TASK OBJECTIVE: Quote each record exactly, please, leaving none out.

RECORDS FOR THE TASK:
____

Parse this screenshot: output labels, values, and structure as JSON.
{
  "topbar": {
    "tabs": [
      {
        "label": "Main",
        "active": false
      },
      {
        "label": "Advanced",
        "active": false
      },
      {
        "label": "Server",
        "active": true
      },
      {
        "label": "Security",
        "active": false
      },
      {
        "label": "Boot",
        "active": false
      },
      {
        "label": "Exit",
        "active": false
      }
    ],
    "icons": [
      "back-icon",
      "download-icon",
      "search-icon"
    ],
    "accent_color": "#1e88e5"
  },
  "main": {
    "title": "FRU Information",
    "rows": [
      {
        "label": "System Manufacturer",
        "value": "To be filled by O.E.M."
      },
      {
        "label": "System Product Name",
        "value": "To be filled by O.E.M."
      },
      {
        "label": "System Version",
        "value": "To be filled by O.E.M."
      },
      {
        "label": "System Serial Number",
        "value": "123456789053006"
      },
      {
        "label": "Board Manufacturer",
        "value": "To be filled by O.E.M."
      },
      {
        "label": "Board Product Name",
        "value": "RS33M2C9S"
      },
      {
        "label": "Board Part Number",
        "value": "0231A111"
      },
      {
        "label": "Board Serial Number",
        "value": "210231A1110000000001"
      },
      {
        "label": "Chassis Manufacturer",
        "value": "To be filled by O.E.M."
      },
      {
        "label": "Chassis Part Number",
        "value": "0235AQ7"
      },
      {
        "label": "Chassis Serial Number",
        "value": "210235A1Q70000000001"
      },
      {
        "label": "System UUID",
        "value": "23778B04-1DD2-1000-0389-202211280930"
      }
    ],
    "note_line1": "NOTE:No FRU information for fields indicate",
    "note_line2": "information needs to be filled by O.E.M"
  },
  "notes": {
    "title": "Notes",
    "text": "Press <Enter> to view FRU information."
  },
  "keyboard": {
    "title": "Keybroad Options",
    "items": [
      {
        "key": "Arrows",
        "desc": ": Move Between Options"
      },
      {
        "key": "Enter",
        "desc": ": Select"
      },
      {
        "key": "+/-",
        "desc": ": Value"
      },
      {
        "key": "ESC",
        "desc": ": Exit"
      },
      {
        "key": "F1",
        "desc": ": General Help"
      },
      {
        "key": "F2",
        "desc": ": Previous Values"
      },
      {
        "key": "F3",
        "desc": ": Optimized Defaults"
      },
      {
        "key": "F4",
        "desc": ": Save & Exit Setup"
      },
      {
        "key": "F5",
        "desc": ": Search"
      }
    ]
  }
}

____

ANSWER IN FULL:
Parse this screenshot: output labels, values, and structure as JSON.
{
  "topbar": {
    "tabs": [
      {
        "label": "Main",
        "active": false
      },
      {
        "label": "Advanced",
        "active": false
      },
      {
        "label": "Server",
        "active": true
      },
      {
        "label": "Security",
        "active": false
      },
      {
        "label": "Boot",
        "active": false
      },
      {
        "label": "Exit",
        "active": false
      }
    ],
    "icons": [
      "back-icon",
      "download-icon",
      "search-icon"
    ],
    "accent_color": "#1e88e5"
  },
  "main": {
    "title": "FRU Information",
    "rows": [
      {
        "label": "System Manufacturer",
        "value": "To be filled by O.E.M."
      },
      {
        "label": "System Product Name",
        "value": "To be filled by O.E.M."
      },
      {
        "label": "System Version",
        "value": "To be filled by O.E.M."
      },
      {
        "label": "System Serial Number",
        "value": "123456789053006"
      },
      {
        "label": "Board Manufacturer",
        "value": "To be filled by O.E.M."
      },
      {
        "label": "Board Product Name",
        "value": "RS33M2C9S"
      },
      {
        "label": "Board Part Number",
        "value": "0231A111"
      },
      {
        "label": "Board Serial Number",
        "value": "210231A1110000000001"
      },
      {
        "label": "Chassis Manufacturer",
        "value": "To be filled by O.E.M."
      },
      {
        "label": "Chassis Part Number",
        "value": "0235AQ7"
      },
      {
        "label": "Chassis Serial Number",
        "value": "210235A1Q70000000001"
      },
      {
        "label": "System UUID",
        "value": "23778B04-1DD2-1000-0389-202211280930"
      }
    ],
    "note_line1": "NOTE:No FRU information for fields indicate",
    "note_line2": "information needs to be filled by O.E.M"
  },
  "notes": {
    "title": "Notes",
    "text": "Press <Enter> to view FRU information."
  },
  "keyboard": {
    "title": "Keybroad Options",
    "items": [
      {
        "key": "Arrows",
        "desc": ": Move Between Options"
      },
      {
        "key": "Enter",
        "desc": ": Select"
      },
      {
        "key": "+/-",
        "desc": ": Value"
      },
      {
        "key": "ESC",
        "desc": ": Exit"
      },
      {
        "key": "F1",
        "desc": ": General Help"
      },
      {
        "key": "F2",
        "desc": ": Previous Values"
      },
      {
        "key": "F3",
        "desc": ": Optimized Defaults"
      },
      {
        "key": "F4",
        "desc": ": Save & Exit Setup"
      },
      {
        "key": "F5",
        "desc": ": Search"
      }
    ]
  }
}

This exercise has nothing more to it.